— Text block —
---

Calgary Herald

Council’s childish antics call for a cleansing at the ballot box

Peripheral spats that used to be private are now played out in full view of the public

- CHRIS NELSON Chris Nelson is a Calgary writer.

We’ve got five months — my brain hurts a lot, five months, that’s all we’ve got.

Apologies to the late, great David Bowie for repurposin­g his Five Years ditty, but we Calgarians need a singsong to drag us through to Oct. 16.

Thankfully, or at least hopefully, it won’t be the Earth that’s dying, but instead, that date marks the reset for a much-needed cleansing via the ballot box.

Now such commentary isn’t because the councillor­s now serving this city are daft, lazy or corrupt. Far from it: as individual­s, they seem decent, industriou­s, intelligen­t and caring people and, though they have differing views on how our city should evolve, all are passionate about the outcome. Hey, in the end, they actually do live here.

So why has this current council devolved and dissolved into a veritable playground seemingly populated by insecure, bickering, small-minded adolescent­s?

---

— Tasks for this exercise —
(1) In the column on Calgary's city council, what date does the writer say marks the reset at the ballot box?
(2) Go on with the column on Calgary's city council from the point where it ends, keeping the writer's voice.
The material is unrelated to this work.

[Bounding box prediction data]
---

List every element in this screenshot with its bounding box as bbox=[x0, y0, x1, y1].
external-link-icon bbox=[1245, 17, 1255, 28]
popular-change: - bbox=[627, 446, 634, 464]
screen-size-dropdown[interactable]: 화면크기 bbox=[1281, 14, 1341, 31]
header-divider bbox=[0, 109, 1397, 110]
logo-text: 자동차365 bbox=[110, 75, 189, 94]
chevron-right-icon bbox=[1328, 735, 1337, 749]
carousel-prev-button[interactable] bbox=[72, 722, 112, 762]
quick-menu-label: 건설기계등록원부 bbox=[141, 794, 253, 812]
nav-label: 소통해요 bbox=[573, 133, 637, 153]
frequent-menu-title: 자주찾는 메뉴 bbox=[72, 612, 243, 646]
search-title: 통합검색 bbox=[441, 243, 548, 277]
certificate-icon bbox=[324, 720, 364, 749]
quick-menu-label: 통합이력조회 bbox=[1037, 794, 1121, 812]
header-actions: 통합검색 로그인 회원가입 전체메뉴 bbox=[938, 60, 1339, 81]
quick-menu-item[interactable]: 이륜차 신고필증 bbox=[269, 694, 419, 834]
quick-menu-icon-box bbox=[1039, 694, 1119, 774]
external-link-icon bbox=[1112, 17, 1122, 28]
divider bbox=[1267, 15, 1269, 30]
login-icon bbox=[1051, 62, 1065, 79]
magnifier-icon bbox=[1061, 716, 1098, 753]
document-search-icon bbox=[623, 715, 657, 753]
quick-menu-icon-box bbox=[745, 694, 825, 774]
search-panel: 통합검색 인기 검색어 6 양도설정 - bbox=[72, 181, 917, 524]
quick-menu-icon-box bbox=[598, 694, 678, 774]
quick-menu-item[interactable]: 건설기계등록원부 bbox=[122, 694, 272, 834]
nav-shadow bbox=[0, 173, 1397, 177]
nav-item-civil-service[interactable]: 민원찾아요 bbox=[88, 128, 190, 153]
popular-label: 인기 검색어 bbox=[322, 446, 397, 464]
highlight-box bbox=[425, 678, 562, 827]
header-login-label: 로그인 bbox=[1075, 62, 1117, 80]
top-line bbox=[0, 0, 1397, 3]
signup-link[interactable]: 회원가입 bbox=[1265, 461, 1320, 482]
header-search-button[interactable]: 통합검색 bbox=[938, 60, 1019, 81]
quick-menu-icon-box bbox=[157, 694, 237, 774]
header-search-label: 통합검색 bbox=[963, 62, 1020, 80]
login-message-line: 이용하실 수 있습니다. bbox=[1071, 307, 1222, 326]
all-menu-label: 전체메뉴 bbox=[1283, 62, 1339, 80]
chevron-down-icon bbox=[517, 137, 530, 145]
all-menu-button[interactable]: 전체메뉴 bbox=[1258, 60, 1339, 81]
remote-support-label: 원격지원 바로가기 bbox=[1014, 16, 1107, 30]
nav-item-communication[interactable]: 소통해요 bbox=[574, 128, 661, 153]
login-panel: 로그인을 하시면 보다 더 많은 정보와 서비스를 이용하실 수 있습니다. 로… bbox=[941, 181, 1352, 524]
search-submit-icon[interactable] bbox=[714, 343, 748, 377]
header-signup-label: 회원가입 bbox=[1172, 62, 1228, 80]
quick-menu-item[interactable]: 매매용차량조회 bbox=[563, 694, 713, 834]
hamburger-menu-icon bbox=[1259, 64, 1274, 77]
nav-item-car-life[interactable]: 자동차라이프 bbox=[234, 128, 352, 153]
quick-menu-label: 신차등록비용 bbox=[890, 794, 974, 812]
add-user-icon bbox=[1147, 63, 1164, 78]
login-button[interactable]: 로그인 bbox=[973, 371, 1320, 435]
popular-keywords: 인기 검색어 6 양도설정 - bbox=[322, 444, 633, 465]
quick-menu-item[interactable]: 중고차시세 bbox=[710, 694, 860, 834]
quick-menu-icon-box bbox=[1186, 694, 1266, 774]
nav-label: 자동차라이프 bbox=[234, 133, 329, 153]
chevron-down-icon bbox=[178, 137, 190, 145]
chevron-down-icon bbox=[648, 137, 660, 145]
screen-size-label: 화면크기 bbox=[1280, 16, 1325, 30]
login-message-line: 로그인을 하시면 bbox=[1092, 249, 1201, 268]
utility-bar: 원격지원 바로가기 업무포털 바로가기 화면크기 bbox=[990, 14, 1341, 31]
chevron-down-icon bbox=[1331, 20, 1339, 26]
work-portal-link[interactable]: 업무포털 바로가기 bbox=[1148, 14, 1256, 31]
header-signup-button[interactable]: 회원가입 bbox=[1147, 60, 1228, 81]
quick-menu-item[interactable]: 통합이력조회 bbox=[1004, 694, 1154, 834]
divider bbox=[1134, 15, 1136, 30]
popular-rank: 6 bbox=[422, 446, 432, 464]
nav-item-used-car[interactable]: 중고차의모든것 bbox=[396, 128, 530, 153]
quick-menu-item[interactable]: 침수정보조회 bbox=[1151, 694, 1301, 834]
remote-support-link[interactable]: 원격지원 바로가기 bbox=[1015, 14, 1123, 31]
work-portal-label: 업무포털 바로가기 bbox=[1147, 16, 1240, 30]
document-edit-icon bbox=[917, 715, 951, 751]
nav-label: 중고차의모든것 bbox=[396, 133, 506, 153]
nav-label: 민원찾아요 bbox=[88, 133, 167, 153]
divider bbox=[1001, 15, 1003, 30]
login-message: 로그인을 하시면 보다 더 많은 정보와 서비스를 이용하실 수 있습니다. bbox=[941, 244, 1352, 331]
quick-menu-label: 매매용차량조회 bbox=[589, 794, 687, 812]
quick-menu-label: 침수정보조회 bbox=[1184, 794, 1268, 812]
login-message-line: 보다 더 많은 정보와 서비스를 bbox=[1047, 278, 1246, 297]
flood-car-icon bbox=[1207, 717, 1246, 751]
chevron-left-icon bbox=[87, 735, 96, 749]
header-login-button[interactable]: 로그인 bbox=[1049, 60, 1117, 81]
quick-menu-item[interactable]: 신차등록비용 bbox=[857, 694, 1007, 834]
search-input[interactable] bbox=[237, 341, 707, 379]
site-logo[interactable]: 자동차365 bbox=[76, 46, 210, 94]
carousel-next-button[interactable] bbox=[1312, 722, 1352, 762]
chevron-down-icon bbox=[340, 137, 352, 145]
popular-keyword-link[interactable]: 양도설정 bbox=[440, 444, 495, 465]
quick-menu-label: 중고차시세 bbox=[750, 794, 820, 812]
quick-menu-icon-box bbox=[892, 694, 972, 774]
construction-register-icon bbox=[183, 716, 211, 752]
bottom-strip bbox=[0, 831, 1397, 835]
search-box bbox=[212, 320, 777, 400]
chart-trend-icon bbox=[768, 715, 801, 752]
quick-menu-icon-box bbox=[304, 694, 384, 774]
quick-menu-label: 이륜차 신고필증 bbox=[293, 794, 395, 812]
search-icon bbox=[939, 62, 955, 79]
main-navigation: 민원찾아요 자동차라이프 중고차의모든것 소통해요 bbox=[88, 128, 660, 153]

---

— Your written answers —
(1) Oct. 16.

(2)
The latest in a growing list of small-scale, pathetic rows involves the actions of one councillor caught on camera appearing to twist an imaginary knife into the back of another as she was speaking. He says it was something else that caused this backstabbi­ng mimicry, while yet another colleague called on the integrity commission­er to investigat­e.

This sad nursery-school style “who did what to whom” silliness was taking place around the same time frame these people were considerin­g a $4.6-billion proposal for a new CTrain line in the city. Does such behaviour engender faith among Calgarians that such a huge future spending and borrowing blitz is adequately debated?

Sadly, this is just the latest in a long line of public spats about, for the most part, peripheral matters: ones that otherwise would never come to the attention of a single ratepayer.

Last year, the city’s top administra­tor, Jeff Fielding, warned council that petty infighting and political point scoring could quickly erode citizens’ trust in local government. Oops, maybe they were too busy checking their Twitter feeds to pay attention, Jeff.

Even before that, the city auditor was urged to place clear limits on council regarding the consumptio­n of booze during work hours, after one councillor linked commonplac­e office drinking with the treatment of women.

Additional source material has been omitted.